--- Given request ---
Copy out all of the material exactly as presented.

:::::

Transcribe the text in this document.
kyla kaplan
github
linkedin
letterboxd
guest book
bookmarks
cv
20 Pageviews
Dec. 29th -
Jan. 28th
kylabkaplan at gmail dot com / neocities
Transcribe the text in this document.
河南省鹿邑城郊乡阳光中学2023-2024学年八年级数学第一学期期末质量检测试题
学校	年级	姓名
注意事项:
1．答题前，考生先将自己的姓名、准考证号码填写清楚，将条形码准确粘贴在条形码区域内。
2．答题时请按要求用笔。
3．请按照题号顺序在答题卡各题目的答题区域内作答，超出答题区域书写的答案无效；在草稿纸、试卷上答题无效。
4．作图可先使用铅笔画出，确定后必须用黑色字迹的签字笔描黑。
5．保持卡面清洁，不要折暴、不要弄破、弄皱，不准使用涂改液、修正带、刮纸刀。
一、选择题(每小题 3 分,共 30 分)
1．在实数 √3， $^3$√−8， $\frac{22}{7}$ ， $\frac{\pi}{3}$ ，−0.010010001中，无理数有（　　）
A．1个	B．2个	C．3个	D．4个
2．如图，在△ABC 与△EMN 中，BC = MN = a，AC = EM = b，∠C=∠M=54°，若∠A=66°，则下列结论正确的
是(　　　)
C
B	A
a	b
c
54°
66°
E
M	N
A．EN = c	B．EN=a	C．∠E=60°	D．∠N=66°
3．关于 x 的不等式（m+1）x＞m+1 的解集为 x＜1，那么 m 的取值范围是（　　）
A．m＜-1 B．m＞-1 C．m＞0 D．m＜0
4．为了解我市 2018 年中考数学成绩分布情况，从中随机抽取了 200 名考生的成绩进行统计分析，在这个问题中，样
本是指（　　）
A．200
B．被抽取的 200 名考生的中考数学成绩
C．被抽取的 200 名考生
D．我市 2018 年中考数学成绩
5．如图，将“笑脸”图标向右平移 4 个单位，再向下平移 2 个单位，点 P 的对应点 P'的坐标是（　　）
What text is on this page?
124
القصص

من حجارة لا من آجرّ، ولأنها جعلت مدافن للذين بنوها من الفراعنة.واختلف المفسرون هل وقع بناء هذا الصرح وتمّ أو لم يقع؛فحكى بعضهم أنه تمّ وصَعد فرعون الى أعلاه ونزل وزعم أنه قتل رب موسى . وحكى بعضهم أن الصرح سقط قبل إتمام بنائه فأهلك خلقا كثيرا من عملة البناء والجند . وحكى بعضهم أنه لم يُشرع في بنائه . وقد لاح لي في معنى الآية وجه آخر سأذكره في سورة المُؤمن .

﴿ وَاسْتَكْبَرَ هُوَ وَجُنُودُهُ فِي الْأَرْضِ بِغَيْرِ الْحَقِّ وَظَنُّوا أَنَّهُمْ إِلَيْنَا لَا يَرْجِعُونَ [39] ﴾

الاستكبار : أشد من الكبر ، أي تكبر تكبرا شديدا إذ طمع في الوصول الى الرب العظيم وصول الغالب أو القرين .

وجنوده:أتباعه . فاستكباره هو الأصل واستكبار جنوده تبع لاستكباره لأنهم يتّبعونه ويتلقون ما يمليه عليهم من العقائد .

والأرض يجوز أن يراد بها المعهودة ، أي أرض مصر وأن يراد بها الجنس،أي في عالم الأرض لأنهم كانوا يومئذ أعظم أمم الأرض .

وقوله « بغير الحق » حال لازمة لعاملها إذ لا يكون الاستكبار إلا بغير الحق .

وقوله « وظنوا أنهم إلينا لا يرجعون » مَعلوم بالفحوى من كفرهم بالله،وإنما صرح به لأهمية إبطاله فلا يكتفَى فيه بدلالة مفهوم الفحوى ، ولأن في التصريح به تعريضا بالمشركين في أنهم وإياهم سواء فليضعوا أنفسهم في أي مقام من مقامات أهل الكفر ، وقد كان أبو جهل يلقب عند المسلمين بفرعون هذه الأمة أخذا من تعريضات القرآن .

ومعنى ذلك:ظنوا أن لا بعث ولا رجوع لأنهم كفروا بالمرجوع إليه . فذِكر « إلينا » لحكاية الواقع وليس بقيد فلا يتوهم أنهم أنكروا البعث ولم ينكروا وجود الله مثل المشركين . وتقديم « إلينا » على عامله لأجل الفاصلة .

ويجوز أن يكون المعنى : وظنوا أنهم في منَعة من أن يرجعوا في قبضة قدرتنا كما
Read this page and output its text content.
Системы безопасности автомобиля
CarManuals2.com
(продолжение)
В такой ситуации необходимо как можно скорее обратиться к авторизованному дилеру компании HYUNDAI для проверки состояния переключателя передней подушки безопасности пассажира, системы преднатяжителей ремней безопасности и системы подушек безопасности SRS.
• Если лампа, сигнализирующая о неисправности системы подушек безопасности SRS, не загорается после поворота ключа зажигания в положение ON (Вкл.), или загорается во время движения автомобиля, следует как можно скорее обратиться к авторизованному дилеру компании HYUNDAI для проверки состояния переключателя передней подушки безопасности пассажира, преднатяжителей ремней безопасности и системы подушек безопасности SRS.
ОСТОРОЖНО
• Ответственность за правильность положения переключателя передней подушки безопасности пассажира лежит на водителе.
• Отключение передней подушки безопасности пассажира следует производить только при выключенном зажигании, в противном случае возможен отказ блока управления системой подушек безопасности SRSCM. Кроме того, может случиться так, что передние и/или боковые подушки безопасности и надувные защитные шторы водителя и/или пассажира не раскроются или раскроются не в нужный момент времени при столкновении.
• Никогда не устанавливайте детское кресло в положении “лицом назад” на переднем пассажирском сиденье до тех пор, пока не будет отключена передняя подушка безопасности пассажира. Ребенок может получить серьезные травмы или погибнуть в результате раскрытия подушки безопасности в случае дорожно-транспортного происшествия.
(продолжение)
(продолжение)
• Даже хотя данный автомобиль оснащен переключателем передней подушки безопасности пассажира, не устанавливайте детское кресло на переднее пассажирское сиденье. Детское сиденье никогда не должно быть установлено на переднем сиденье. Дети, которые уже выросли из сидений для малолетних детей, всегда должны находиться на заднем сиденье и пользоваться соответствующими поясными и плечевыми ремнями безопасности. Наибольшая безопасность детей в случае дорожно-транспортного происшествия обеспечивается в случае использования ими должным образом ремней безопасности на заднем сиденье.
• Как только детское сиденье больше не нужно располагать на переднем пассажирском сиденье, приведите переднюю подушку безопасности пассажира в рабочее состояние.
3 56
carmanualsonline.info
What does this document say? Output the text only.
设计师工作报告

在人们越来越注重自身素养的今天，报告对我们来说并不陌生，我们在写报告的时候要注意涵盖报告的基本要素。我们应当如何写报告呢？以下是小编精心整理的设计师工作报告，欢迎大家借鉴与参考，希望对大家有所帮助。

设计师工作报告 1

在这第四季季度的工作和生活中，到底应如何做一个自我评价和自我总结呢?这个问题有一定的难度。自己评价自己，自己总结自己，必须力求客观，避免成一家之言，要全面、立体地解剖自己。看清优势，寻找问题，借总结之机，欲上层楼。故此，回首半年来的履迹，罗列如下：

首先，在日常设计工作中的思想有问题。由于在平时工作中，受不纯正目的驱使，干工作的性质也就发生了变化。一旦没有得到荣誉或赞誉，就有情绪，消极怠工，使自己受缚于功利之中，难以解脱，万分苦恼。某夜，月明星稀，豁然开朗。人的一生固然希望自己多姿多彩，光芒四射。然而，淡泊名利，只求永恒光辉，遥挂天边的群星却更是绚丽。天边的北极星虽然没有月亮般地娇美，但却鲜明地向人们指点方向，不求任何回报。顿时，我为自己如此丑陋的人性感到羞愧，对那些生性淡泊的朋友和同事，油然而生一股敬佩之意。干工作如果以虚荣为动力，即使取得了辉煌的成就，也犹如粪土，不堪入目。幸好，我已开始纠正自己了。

:::::

--- Exercise answer ---
Transcribe the text in this document.
kyla kaplan
github
linkedin
letterboxd
guest book
bookmarks
cv
20 Pageviews
Dec. 29th -
Jan. 28th
kylabkaplan at gmail dot com / neocities
Transcribe the text in this document.
河南省鹿邑城郊乡阳光中学2023-2024学年八年级数学第一学期期末质量检测试题
学校	年级	姓名
注意事项:
1．答题前，考生先将自己的姓名、准考证号码填写清楚，将条形码准确粘贴在条形码区域内。
2．答题时请按要求用笔。
3．请按照题号顺序在答题卡各题目的答题区域内作答，超出答题区域书写的答案无效；在草稿纸、试卷上答题无效。
4．作图可先使用铅笔画出，确定后必须用黑色字迹的签字笔描黑。
5．保持卡面清洁，不要折暴、不要弄破、弄皱，不准使用涂改液、修正带、刮纸刀。
一、选择题(每小题 3 分,共 30 分)
1．在实数 √3， $^3$√−8， $\frac{22}{7}$ ， $\frac{\pi}{3}$ ，−0.010010001中，无理数有（　　）
A．1个	B．2个	C．3个	D．4个
2．如图，在△ABC 与△EMN 中，BC = MN = a，AC = EM = b，∠C=∠M=54°，若∠A=66°，则下列结论正确的
是(　　　)
C
B	A
a	b
c
54°
66°
E
M	N
A．EN = c	B．EN=a	C．∠E=60°	D．∠N=66°
3．关于 x 的不等式（m+1）x＞m+1 的解集为 x＜1，那么 m 的取值范围是（　　）
A．m＜-1 B．m＞-1 C．m＞0 D．m＜0
4．为了解我市 2018 年中考数学成绩分布情况，从中随机抽取了 200 名考生的成绩进行统计分析，在这个问题中，样
本是指（　　）
A．200
B．被抽取的 200 名考生的中考数学成绩
C．被抽取的 200 名考生
D．我市 2018 年中考数学成绩
5．如图，将“笑脸”图标向右平移 4 个单位，再向下平移 2 个单位，点 P 的对应点 P'的坐标是（　　）
What text is on this page?
124
القصص

من حجارة لا من آجرّ، ولأنها جعلت مدافن للذين بنوها من الفراعنة.واختلف المفسرون هل وقع بناء هذا الصرح وتمّ أو لم يقع؛فحكى بعضهم أنه تمّ وصَعد فرعون الى أعلاه ونزل وزعم أنه قتل رب موسى . وحكى بعضهم أن الصرح سقط قبل إتمام بنائه فأهلك خلقا كثيرا من عملة البناء والجند . وحكى بعضهم أنه لم يُشرع في بنائه . وقد لاح لي في معنى الآية وجه آخر سأذكره في سورة المُؤمن .

﴿ وَاسْتَكْبَرَ هُوَ وَجُنُودُهُ فِي الْأَرْضِ بِغَيْرِ الْحَقِّ وَظَنُّوا أَنَّهُمْ إِلَيْنَا لَا يَرْجِعُونَ [39] ﴾

الاستكبار : أشد من الكبر ، أي تكبر تكبرا شديدا إذ طمع في الوصول الى الرب العظيم وصول الغالب أو القرين .

وجنوده:أتباعه . فاستكباره هو الأصل واستكبار جنوده تبع لاستكباره لأنهم يتّبعونه ويتلقون ما يمليه عليهم من العقائد .

والأرض يجوز أن يراد بها المعهودة ، أي أرض مصر وأن يراد بها الجنس،أي في عالم الأرض لأنهم كانوا يومئذ أعظم أمم الأرض .

وقوله « بغير الحق » حال لازمة لعاملها إذ لا يكون الاستكبار إلا بغير الحق .

وقوله « وظنوا أنهم إلينا لا يرجعون » مَعلوم بالفحوى من كفرهم بالله،وإنما صرح به لأهمية إبطاله فلا يكتفَى فيه بدلالة مفهوم الفحوى ، ولأن في التصريح به تعريضا بالمشركين في أنهم وإياهم سواء فليضعوا أنفسهم في أي مقام من مقامات أهل الكفر ، وقد كان أبو جهل يلقب عند المسلمين بفرعون هذه الأمة أخذا من تعريضات القرآن .

ومعنى ذلك:ظنوا أن لا بعث ولا رجوع لأنهم كفروا بالمرجوع إليه . فذِكر « إلينا » لحكاية الواقع وليس بقيد فلا يتوهم أنهم أنكروا البعث ولم ينكروا وجود الله مثل المشركين . وتقديم « إلينا » على عامله لأجل الفاصلة .

ويجوز أن يكون المعنى : وظنوا أنهم في منَعة من أن يرجعوا في قبضة قدرتنا كما
Read this page and output its text content.
Системы безопасности автомобиля
CarManuals2.com
(продолжение)
В такой ситуации необходимо как можно скорее обратиться к авторизованному дилеру компании HYUNDAI для проверки состояния переключателя передней подушки безопасности пассажира, системы преднатяжителей ремней безопасности и системы подушек безопасности SRS.
• Если лампа, сигнализирующая о неисправности системы подушек безопасности SRS, не загорается после поворота ключа зажигания в положение ON (Вкл.), или загорается во время движения автомобиля, следует как можно скорее обратиться к авторизованному дилеру компании HYUNDAI для проверки состояния переключателя передней подушки безопасности пассажира, преднатяжителей ремней безопасности и системы подушек безопасности SRS.
ОСТОРОЖНО
• Ответственность за правильность положения переключателя передней подушки безопасности пассажира лежит на водителе.
• Отключение передней подушки безопасности пассажира следует производить только при выключенном зажигании, в противном случае возможен отказ блока управления системой подушек безопасности SRSCM. Кроме того, может случиться так, что передние и/или боковые подушки безопасности и надувные защитные шторы водителя и/или пассажира не раскроются или раскроются не в нужный момент времени при столкновении.
• Никогда не устанавливайте детское кресло в положении “лицом назад” на переднем пассажирском сиденье до тех пор, пока не будет отключена передняя подушка безопасности пассажира. Ребенок может получить серьезные травмы или погибнуть в результате раскрытия подушки безопасности в случае дорожно-транспортного происшествия.
(продолжение)
(продолжение)
• Даже хотя данный автомобиль оснащен переключателем передней подушки безопасности пассажира, не устанавливайте детское кресло на переднее пассажирское сиденье. Детское сиденье никогда не должно быть установлено на переднем сиденье. Дети, которые уже выросли из сидений для малолетних детей, всегда должны находиться на заднем сиденье и пользоваться соответствующими поясными и плечевыми ремнями безопасности. Наибольшая безопасность детей в случае дорожно-транспортного происшествия обеспечивается в случае использования ими должным образом ремней безопасности на заднем сиденье.
• Как только детское сиденье больше не нужно располагать на переднем пассажирском сиденье, приведите переднюю подушку безопасности пассажира в рабочее состояние.
3 56
carmanualsonline.info
What does this document say? Output the text only.
设计师工作报告

在人们越来越注重自身素养的今天，报告对我们来说并不陌生，我们在写报告的时候要注意涵盖报告的基本要素。我们应当如何写报告呢？以下是小编精心整理的设计师工作报告，欢迎大家借鉴与参考，希望对大家有所帮助。

设计师工作报告 1

在这第四季季度的工作和生活中，到底应如何做一个自我评价和自我总结呢?这个问题有一定的难度。自己评价自己，自己总结自己，必须力求客观，避免成一家之言，要全面、立体地解剖自己。看清优势，寻找问题，借总结之机，欲上层楼。故此，回首半年来的履迹，罗列如下：

首先，在日常设计工作中的思想有问题。由于在平时工作中，受不纯正目的驱使，干工作的性质也就发生了变化。一旦没有得到荣誉或赞誉，就有情绪，消极怠工，使自己受缚于功利之中，难以解脱，万分苦恼。某夜，月明星稀，豁然开朗。人的一生固然希望自己多姿多彩，光芒四射。然而，淡泊名利，只求永恒光辉，遥挂天边的群星却更是绚丽。天边的北极星虽然没有月亮般地娇美，但却鲜明地向人们指点方向，不求任何回报。顿时，我为自己如此丑陋的人性感到羞愧，对那些生性淡泊的朋友和同事，油然而生一股敬佩之意。干工作如果以虚荣为动力，即使取得了辉煌的成就，也犹如粪土，不堪入目。幸好，我已开始纠正自己了。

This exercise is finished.